**SHORT EXERCISE**.
Quote every entry word for word.

• • • •

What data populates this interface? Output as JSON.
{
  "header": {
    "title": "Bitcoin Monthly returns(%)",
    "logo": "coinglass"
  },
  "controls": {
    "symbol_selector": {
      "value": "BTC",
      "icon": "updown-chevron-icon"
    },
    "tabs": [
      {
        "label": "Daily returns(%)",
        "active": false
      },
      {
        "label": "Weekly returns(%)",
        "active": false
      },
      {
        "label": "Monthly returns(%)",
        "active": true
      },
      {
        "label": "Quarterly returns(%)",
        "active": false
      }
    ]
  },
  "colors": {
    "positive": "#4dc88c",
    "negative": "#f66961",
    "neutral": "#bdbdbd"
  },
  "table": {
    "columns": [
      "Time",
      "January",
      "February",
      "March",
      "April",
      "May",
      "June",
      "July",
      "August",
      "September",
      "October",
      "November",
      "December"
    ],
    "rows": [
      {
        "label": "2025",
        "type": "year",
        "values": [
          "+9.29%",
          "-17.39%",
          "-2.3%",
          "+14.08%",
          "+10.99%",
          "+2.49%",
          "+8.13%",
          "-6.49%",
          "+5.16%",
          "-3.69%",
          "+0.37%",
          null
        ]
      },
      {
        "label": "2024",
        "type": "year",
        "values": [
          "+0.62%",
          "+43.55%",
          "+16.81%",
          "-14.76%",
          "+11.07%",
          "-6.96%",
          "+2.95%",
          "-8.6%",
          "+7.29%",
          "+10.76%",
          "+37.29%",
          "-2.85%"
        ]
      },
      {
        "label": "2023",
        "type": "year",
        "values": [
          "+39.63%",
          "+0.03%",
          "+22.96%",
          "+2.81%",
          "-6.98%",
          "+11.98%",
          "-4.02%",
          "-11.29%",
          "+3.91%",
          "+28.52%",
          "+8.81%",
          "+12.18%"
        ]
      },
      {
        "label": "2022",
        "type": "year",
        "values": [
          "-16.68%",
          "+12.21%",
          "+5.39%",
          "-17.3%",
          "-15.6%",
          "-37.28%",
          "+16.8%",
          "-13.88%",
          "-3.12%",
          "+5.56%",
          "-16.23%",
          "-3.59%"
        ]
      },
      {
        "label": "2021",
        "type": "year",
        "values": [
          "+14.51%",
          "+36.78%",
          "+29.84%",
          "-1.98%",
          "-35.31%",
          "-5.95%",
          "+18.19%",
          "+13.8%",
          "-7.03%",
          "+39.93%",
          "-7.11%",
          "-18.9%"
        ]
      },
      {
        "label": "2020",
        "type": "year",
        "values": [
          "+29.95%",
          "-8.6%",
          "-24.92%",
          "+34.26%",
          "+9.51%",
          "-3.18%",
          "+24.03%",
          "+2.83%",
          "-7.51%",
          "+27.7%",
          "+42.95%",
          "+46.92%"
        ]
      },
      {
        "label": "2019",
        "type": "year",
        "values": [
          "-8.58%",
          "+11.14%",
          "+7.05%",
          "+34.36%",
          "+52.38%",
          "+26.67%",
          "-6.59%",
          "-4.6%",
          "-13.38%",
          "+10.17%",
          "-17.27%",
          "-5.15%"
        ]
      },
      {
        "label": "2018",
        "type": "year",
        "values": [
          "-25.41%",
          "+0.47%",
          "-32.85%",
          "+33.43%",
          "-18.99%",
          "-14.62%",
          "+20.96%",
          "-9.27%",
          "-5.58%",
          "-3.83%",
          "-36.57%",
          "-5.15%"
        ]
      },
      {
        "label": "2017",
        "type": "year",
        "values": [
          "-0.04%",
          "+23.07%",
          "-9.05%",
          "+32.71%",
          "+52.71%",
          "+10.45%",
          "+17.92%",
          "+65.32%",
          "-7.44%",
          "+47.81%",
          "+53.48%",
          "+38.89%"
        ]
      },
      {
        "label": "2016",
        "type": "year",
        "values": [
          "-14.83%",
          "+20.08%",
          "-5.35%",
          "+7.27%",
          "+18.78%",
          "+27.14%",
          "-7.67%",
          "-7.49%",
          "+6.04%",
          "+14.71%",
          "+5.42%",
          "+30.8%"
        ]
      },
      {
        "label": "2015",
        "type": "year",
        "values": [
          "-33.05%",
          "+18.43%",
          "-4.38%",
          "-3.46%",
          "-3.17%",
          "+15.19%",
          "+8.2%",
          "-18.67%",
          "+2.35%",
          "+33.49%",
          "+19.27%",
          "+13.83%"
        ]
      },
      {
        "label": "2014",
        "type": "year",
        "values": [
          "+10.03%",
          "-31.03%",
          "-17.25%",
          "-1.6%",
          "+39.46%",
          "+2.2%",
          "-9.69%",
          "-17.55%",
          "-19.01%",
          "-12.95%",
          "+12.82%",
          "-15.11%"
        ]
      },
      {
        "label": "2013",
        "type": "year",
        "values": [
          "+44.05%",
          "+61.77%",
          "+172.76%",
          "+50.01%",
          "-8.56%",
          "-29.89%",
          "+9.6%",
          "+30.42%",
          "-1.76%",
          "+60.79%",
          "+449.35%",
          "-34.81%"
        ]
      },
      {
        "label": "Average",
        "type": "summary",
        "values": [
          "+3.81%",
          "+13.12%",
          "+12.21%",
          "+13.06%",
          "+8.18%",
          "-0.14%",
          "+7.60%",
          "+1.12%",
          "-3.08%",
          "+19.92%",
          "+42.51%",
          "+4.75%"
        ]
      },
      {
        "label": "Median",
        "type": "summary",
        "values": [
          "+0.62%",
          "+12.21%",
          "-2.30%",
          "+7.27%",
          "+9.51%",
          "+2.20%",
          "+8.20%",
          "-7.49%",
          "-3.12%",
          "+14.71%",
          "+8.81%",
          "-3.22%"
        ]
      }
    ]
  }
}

• • • •

**COMPLETE ANSWER**.
What data populates this interface? Output as JSON.
{
  "header": {
    "title": "Bitcoin Monthly returns(%)",
    "logo": "coinglass"
  },
  "controls": {
    "symbol_selector": {
      "value": "BTC",
      "icon": "updown-chevron-icon"
    },
    "tabs": [
      {
        "label": "Daily returns(%)",
        "active": false
      },
      {
        "label": "Weekly returns(%)",
        "active": false
      },
      {
        "label": "Monthly returns(%)",
        "active": true
      },
      {
        "label": "Quarterly returns(%)",
        "active": false
      }
    ]
  },
  "colors": {
    "positive": "#4dc88c",
    "negative": "#f66961",
    "neutral": "#bdbdbd"
  },
  "table": {
    "columns": [
      "Time",
      "January",
      "February",
      "March",
      "April",
      "May",
      "June",
      "July",
      "August",
      "September",
      "October",
      "November",
      "December"
    ],
    "rows": [
      {
        "label": "2025",
        "type": "year",
        "values": [
          "+9.29%",
          "-17.39%",
          "-2.3%",
          "+14.08%",
          "+10.99%",
          "+2.49%",
          "+8.13%",
          "-6.49%",
          "+5.16%",
          "-3.69%",
          "+0.37%",
          null
        ]
      },
      {
        "label": "2024",
        "type": "year",
        "values": [
          "+0.62%",
          "+43.55%",
          "+16.81%",
          "-14.76%",
          "+11.07%",
          "-6.96%",
          "+2.95%",
          "-8.6%",
          "+7.29%",
          "+10.76%",
          "+37.29%",
          "-2.85%"
        ]
      },
      {
        "label": "2023",
        "type": "year",
        "values": [
          "+39.63%",
          "+0.03%",
          "+22.96%",
          "+2.81%",
          "-6.98%",
          "+11.98%",
          "-4.02%",
          "-11.29%",
          "+3.91%",
          "+28.52%",
          "+8.81%",
          "+12.18%"
        ]
      },
      {
        "label": "2022",
        "type": "year",
        "values": [
          "-16.68%",
          "+12.21%",
          "+5.39%",
          "-17.3%",
          "-15.6%",
          "-37.28%",
          "+16.8%",
          "-13.88%",
          "-3.12%",
          "+5.56%",
          "-16.23%",
          "-3.59%"
        ]
      },
      {
        "label": "2021",
        "type": "year",
        "values": [
          "+14.51%",
          "+36.78%",
          "+29.84%",
          "-1.98%",
          "-35.31%",
          "-5.95%",
          "+18.19%",
          "+13.8%",
          "-7.03%",
          "+39.93%",
          "-7.11%",
          "-18.9%"
        ]
      },
      {
        "label": "2020",
        "type": "year",
        "values": [
          "+29.95%",
          "-8.6%",
          "-24.92%",
          "+34.26%",
          "+9.51%",
          "-3.18%",
          "+24.03%",
          "+2.83%",
          "-7.51%",
          "+27.7%",
          "+42.95%",
          "+46.92%"
        ]
      },
      {
        "label": "2019",
        "type": "year",
        "values": [
          "-8.58%",
          "+11.14%",
          "+7.05%",
          "+34.36%",
          "+52.38%",
          "+26.67%",
          "-6.59%",
          "-4.6%",
          "-13.38%",
          "+10.17%",
          "-17.27%",
          "-5.15%"
        ]
      },
      {
        "label": "2018",
        "type": "year",
        "values": [
          "-25.41%",
          "+0.47%",
          "-32.85%",
          "+33.43%",
          "-18.99%",
          "-14.62%",
          "+20.96%",
          "-9.27%",
          "-5.58%",
          "-3.83%",
          "-36.57%",
          "-5.15%"
        ]
      },
      {
        "label": "2017",
        "type": "year",
        "values": [
          "-0.04%",
          "+23.07%",
          "-9.05%",
          "+32.71%",
          "+52.71%",
          "+10.45%",
          "+17.92%",
          "+65.32%",
          "-7.44%",
          "+47.81%",
          "+53.48%",
          "+38.89%"
        ]
      },
      {
        "label": "2016",
        "type": "year",
        "values": [
          "-14.83%",
          "+20.08%",
          "-5.35%",
          "+7.27%",
          "+18.78%",
          "+27.14%",
          "-7.67%",
          "-7.49%",
          "+6.04%",
          "+14.71%",
          "+5.42%",
          "+30.8%"
        ]
      },
      {
        "label": "2015",
        "type": "year",
        "values": [
          "-33.05%",
          "+18.43%",
          "-4.38%",
          "-3.46%",
          "-3.17%",
          "+15.19%",
          "+8.2%",
          "-18.67%",
          "+2.35%",
          "+33.49%",
          "+19.27%",
          "+13.83%"
        ]
      },
      {
        "label": "2014",
        "type": "year",
        "values": [
          "+10.03%",
          "-31.03%",
          "-17.25%",
          "-1.6%",
          "+39.46%",
          "+2.2%",
          "-9.69%",
          "-17.55%",
          "-19.01%",
          "-12.95%",
          "+12.82%",
          "-15.11%"
        ]
      },
      {
        "label": "2013",
        "type": "year",
        "values": [
          "+44.05%",
          "+61.77%",
          "+172.76%",
          "+50.01%",
          "-8.56%",
          "-29.89%",
          "+9.6%",
          "+30.42%",
          "-1.76%",
          "+60.79%",
          "+449.35%",
          "-34.81%"
        ]
      },
      {
        "label": "Average",
        "type": "summary",
        "values": [
          "+3.81%",
          "+13.12%",
          "+12.21%",
          "+13.06%",
          "+8.18%",
          "-0.14%",
          "+7.60%",
          "+1.12%",
          "-3.08%",
          "+19.92%",
          "+42.51%",
          "+4.75%"
        ]
      },
      {
        "label": "Median",
        "type": "summary",
        "values": [
          "+0.62%",
          "+12.21%",
          "-2.30%",
          "+7.27%",
          "+9.51%",
          "+2.20%",
          "+8.20%",
          "-7.49%",
          "-3.12%",
          "+14.71%",
          "+8.81%",
          "-3.22%"
        ]
      }
    ]
  }
}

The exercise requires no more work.